>> Start Records for the exercise

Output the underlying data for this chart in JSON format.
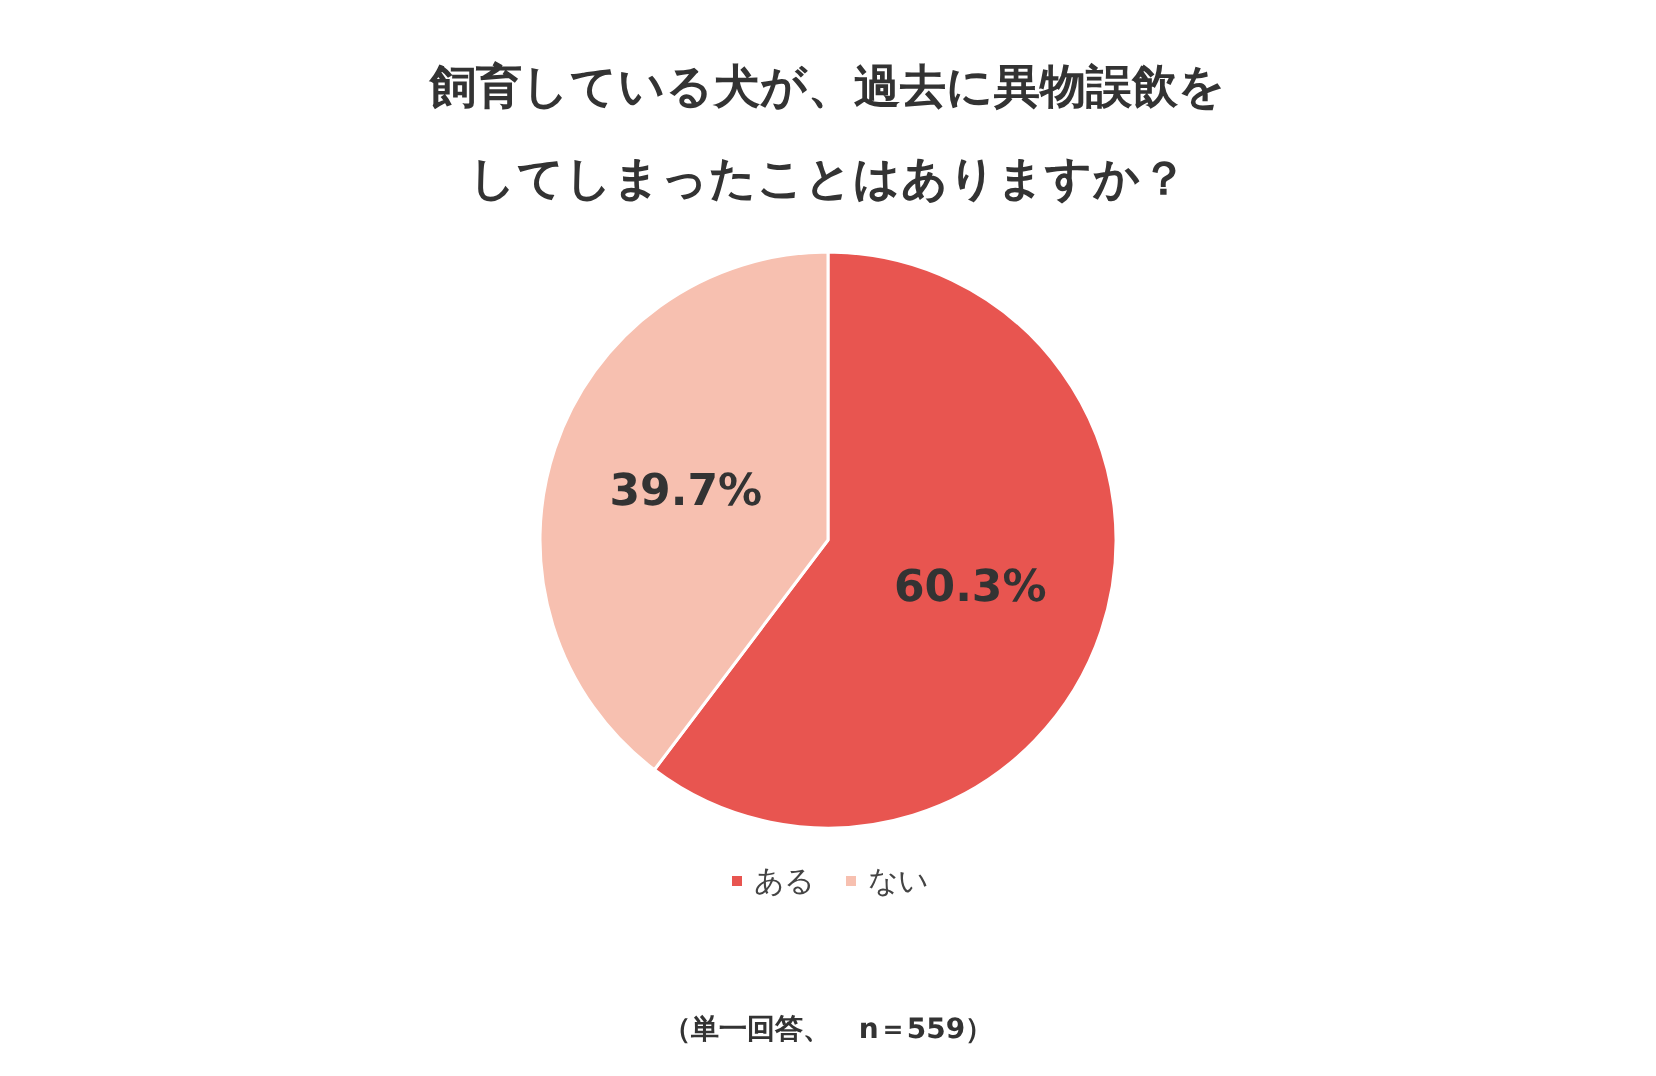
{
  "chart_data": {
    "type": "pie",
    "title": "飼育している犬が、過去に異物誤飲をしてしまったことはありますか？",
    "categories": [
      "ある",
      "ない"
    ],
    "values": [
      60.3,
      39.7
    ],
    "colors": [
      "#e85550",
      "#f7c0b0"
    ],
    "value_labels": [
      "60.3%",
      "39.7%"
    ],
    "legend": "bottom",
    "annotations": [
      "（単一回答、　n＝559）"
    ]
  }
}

>> End Records for the exercise

Given problem: Your copy should match the entries exactly, minus the pictures.

Answer to the task:
Output the underlying data for this chart in JSON format.
{
  "chart_data": {
    "type": "pie",
    "title": "飼育している犬が、過去に異物誤飲をしてしまったことはありますか？",
    "categories": [
      "ある",
      "ない"
    ],
    "values": [
      60.3,
      39.7
    ],
    "colors": [
      "#e85550",
      "#f7c0b0"
    ],
    "value_labels": [
      "60.3%",
      "39.7%"
    ],
    "legend": "bottom",
    "annotations": [
      "（単一回答、　n＝559）"
    ]
  }
}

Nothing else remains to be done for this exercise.